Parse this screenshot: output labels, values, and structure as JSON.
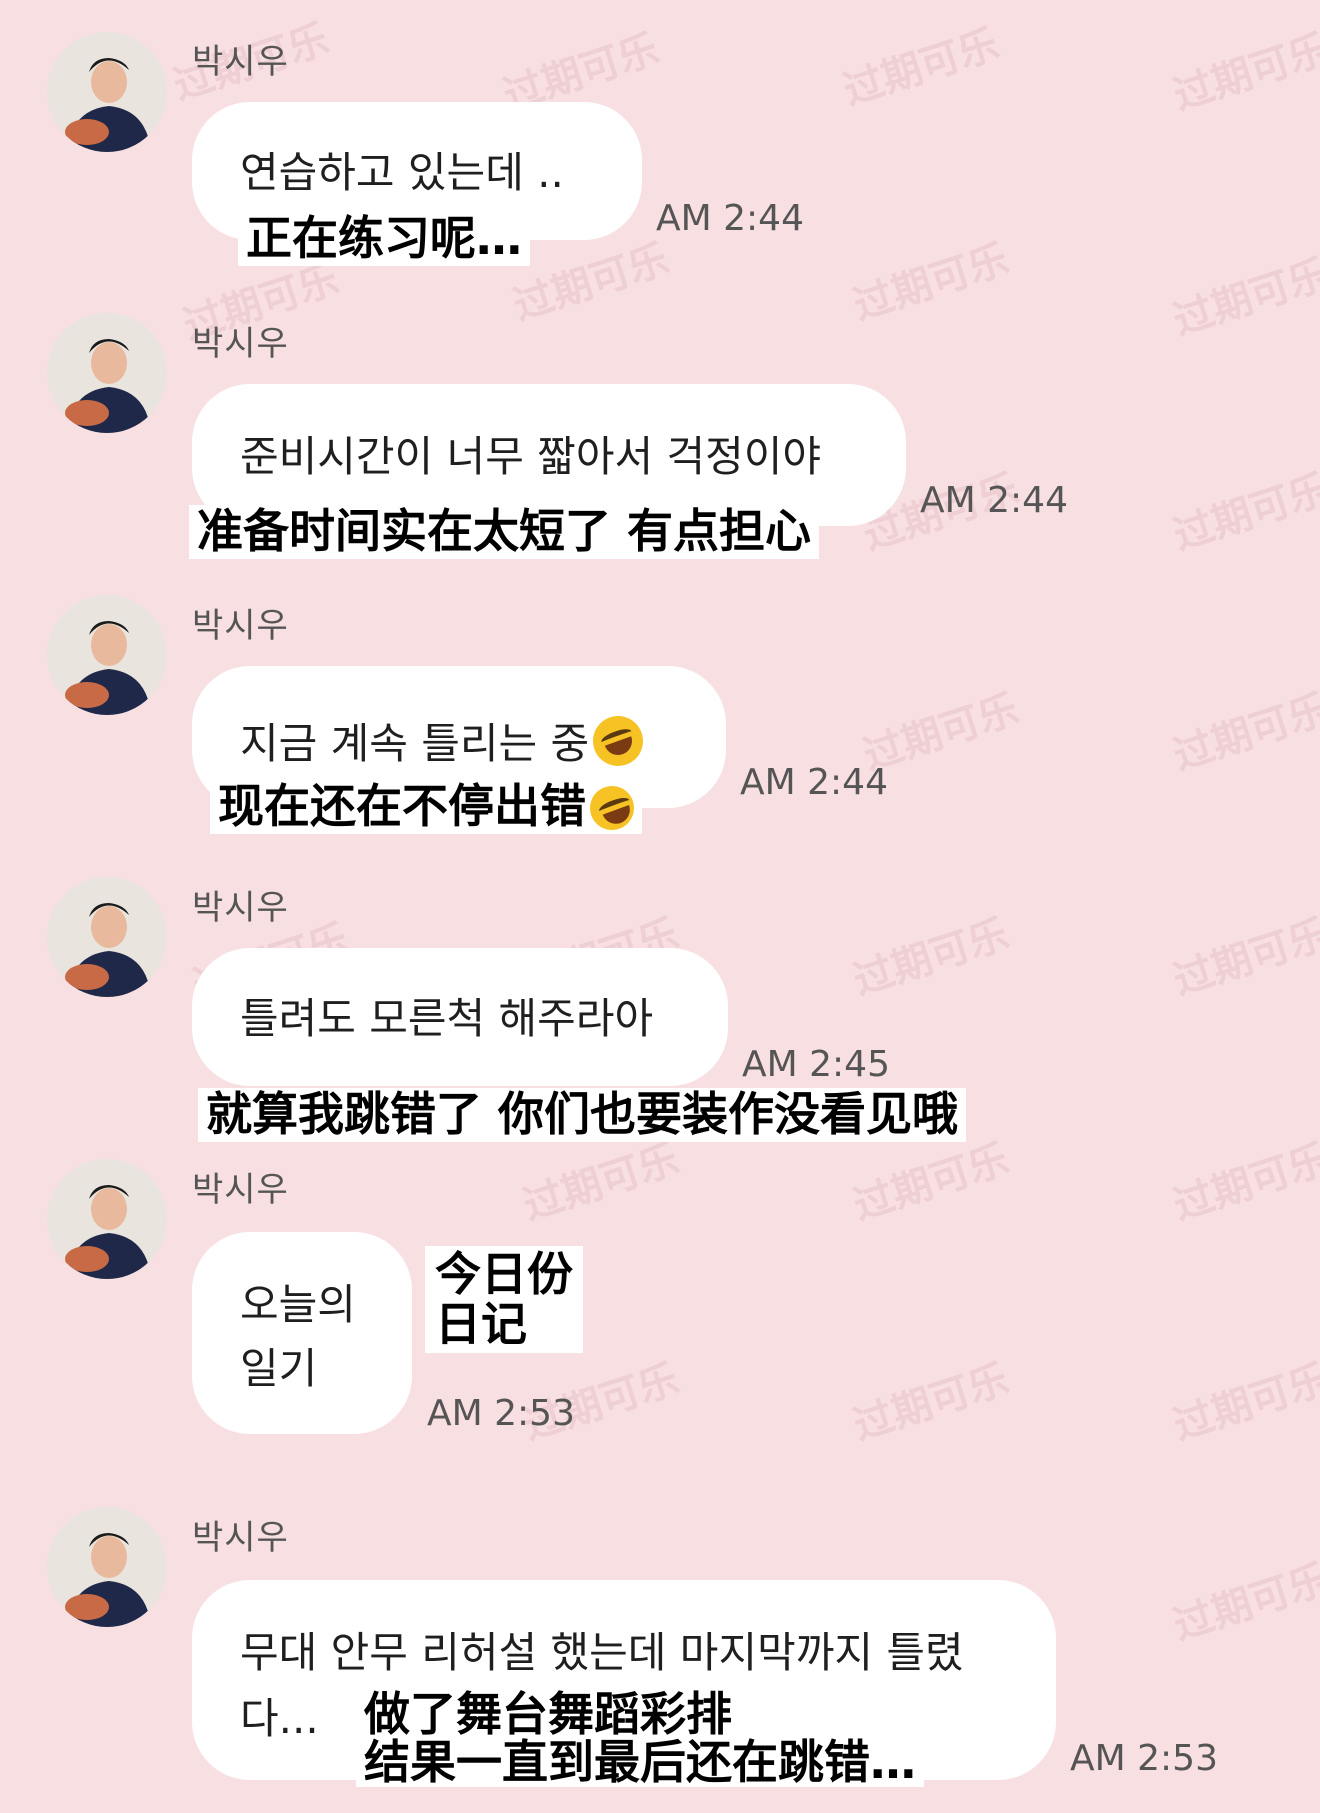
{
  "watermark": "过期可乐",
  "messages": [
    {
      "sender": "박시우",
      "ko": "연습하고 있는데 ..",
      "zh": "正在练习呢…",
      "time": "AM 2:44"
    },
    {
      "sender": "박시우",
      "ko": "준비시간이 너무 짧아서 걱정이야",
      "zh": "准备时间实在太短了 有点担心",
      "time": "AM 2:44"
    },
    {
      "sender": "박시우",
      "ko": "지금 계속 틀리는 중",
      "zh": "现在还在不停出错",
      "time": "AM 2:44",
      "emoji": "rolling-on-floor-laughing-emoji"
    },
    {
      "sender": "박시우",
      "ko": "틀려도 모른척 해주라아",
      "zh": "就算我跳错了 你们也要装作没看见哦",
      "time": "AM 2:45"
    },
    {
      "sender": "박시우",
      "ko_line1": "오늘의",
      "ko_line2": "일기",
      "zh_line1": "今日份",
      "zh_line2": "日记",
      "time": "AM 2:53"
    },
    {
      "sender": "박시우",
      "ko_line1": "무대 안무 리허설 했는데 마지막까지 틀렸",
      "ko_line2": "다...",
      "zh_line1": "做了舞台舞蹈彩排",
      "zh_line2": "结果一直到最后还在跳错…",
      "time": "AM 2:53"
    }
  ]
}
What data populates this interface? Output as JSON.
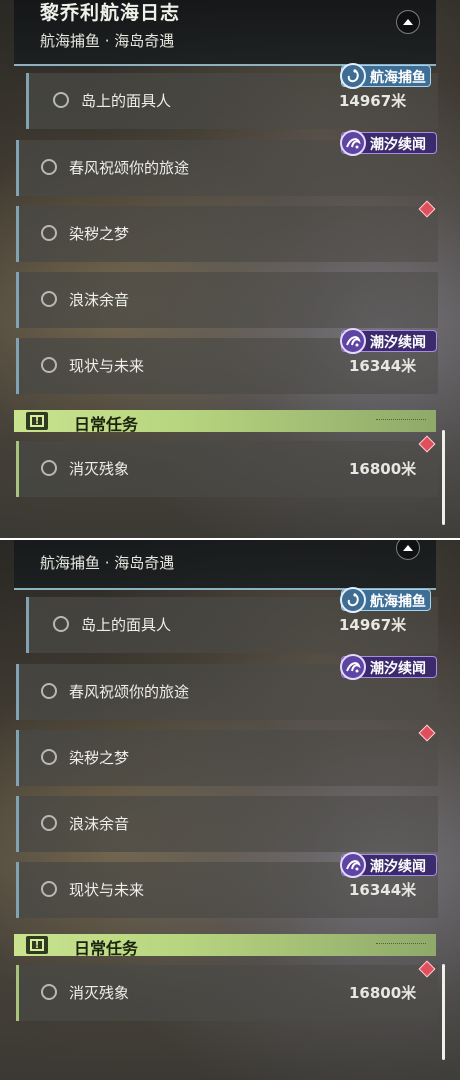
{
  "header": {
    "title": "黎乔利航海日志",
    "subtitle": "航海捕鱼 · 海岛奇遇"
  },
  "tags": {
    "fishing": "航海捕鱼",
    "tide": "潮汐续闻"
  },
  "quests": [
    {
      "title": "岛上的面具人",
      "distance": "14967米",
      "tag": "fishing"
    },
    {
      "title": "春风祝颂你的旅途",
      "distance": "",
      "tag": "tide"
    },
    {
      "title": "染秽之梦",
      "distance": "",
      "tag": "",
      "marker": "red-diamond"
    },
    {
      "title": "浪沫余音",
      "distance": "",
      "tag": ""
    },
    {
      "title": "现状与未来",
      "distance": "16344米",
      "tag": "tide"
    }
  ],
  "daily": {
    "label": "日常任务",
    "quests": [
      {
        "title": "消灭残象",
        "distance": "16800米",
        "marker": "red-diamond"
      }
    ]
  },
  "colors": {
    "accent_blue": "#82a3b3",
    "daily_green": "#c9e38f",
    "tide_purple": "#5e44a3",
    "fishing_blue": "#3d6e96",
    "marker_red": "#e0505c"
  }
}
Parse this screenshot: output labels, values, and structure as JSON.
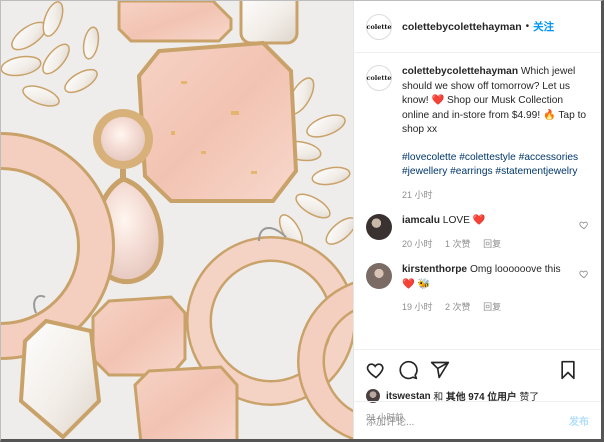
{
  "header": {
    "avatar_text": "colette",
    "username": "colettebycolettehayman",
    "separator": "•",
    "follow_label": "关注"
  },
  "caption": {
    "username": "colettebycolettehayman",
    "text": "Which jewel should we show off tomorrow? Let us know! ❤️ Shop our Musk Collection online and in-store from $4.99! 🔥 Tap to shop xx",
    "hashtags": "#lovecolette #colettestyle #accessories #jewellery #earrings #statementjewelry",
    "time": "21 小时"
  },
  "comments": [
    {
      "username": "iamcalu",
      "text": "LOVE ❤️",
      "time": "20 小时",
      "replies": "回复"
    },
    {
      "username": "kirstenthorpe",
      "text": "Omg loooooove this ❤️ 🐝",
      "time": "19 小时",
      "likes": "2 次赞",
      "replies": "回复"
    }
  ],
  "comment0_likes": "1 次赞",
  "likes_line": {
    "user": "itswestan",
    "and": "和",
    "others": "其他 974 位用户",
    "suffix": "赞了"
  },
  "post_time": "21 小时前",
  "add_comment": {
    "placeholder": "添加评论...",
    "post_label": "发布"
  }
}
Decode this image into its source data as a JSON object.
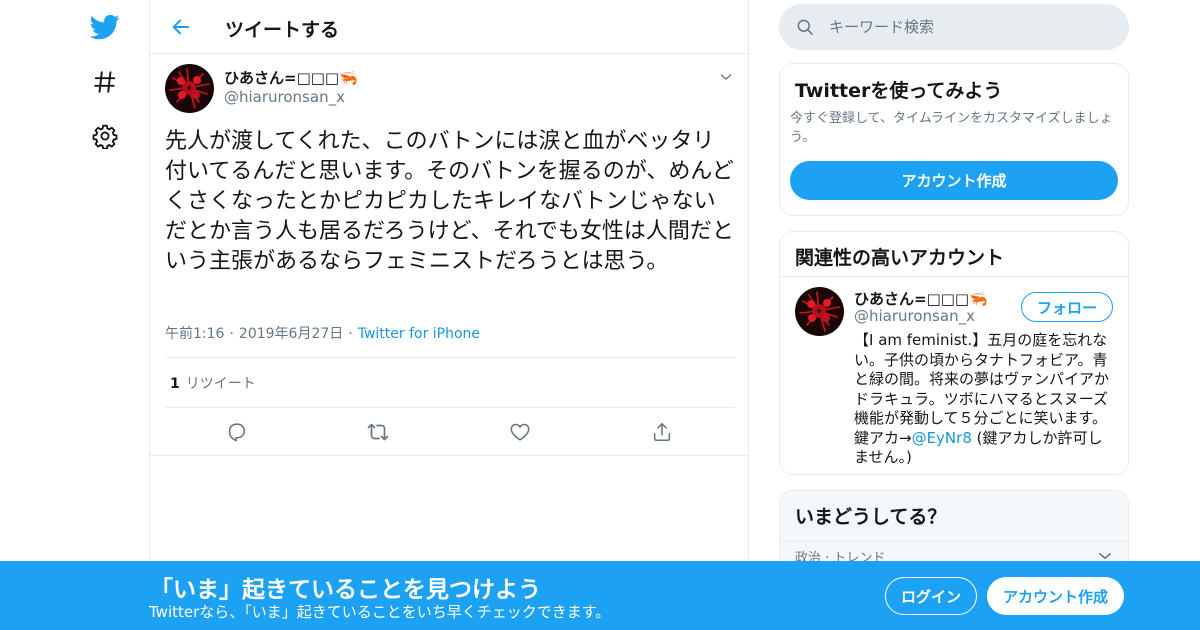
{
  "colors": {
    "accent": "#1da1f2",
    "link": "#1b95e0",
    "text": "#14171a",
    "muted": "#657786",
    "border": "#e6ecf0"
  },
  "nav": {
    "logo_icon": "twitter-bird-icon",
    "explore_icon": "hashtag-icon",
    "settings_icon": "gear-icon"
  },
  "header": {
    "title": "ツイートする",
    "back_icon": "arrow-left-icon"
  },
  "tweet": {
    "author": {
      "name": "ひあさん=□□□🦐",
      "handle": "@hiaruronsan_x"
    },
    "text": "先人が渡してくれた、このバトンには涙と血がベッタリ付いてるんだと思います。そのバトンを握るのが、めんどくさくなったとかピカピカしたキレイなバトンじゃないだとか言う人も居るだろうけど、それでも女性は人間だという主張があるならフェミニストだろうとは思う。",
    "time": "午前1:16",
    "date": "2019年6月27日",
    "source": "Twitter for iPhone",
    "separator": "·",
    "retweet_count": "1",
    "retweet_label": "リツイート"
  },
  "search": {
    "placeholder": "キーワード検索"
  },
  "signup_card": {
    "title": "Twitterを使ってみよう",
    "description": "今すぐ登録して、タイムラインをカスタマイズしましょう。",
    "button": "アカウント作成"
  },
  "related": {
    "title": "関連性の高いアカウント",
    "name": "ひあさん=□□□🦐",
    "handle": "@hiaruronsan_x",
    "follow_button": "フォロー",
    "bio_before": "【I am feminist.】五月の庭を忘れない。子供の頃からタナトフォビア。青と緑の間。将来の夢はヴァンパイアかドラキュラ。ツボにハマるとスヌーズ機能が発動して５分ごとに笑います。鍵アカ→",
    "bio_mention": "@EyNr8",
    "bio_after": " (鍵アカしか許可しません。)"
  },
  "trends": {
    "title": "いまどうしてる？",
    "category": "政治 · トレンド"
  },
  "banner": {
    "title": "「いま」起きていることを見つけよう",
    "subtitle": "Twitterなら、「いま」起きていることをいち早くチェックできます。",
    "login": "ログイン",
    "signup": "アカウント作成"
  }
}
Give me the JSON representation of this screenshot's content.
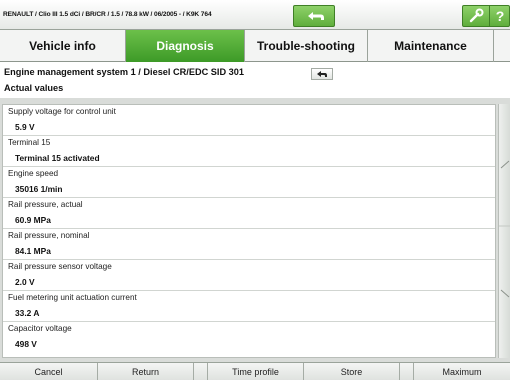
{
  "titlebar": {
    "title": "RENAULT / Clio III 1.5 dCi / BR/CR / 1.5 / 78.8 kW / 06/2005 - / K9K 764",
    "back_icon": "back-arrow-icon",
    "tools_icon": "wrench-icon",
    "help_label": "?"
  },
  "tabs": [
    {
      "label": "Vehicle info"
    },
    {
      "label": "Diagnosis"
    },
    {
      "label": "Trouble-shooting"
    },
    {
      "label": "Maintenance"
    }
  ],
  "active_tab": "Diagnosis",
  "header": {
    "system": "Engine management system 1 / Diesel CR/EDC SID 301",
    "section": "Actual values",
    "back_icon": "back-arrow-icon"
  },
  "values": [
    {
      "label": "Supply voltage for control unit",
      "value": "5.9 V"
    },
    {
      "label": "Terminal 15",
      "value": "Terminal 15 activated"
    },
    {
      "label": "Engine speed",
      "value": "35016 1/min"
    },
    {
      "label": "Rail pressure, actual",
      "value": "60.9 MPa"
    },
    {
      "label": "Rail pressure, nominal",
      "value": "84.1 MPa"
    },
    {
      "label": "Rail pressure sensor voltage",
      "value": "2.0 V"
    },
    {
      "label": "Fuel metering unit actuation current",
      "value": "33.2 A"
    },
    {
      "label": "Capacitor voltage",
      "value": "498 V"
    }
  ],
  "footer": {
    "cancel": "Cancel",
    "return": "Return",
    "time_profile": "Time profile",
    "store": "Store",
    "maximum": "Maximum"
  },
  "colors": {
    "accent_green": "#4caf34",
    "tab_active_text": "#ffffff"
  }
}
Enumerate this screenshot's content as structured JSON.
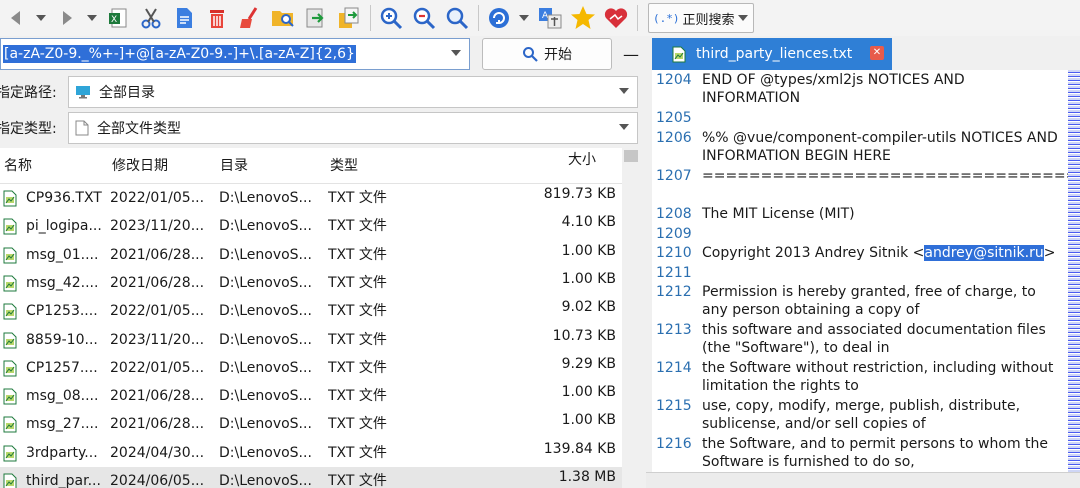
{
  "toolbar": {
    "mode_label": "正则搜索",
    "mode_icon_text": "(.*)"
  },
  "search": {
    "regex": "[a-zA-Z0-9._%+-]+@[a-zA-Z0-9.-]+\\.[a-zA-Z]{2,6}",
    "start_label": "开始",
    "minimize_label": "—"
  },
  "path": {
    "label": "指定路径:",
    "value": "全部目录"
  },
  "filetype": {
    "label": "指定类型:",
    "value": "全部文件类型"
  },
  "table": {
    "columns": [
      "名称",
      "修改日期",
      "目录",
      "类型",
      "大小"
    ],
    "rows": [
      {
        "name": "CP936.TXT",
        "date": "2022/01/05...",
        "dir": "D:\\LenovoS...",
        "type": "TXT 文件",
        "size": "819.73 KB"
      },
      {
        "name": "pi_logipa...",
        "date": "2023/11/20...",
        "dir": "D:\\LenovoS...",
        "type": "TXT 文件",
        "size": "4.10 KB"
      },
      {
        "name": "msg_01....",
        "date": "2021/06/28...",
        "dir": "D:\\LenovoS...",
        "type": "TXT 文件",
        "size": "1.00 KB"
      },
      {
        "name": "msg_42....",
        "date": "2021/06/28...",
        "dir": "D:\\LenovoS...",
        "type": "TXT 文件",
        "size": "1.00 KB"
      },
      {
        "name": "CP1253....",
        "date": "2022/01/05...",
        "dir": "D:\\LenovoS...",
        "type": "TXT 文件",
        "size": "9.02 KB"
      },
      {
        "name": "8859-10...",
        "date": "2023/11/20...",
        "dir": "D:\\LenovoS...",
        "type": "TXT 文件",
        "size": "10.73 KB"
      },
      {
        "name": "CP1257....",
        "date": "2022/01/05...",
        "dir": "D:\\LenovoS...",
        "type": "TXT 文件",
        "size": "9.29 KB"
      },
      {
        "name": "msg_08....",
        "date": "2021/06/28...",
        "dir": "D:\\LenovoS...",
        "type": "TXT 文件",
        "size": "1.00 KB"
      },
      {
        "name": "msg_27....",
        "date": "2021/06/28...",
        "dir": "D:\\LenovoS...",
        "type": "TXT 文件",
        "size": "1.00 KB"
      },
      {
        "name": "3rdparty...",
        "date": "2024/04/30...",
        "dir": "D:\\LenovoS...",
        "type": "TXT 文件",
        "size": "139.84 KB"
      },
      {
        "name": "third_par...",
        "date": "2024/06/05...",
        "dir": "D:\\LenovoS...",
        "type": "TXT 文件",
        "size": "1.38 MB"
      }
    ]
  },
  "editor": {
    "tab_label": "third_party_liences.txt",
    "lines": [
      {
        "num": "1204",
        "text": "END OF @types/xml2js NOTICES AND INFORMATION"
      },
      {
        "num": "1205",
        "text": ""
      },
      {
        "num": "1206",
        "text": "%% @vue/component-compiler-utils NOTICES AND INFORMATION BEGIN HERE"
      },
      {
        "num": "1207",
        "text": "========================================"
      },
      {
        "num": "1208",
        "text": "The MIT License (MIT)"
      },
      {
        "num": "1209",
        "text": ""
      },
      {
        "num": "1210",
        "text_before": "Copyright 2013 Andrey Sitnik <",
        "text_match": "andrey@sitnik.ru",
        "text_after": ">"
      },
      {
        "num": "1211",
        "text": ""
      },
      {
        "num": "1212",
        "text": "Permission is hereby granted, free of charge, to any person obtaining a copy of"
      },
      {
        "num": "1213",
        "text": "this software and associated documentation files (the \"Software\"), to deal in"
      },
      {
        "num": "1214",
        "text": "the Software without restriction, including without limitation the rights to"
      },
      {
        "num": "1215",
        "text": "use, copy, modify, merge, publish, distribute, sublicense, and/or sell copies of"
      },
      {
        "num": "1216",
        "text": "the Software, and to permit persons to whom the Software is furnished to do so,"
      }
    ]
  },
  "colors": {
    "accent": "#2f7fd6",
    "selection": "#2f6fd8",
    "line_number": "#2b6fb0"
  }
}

- REQUIREMENT: Report how many lines include the word "Engine". Give nothing but the number.

- SOLUTION TO THE PROBLEM: 2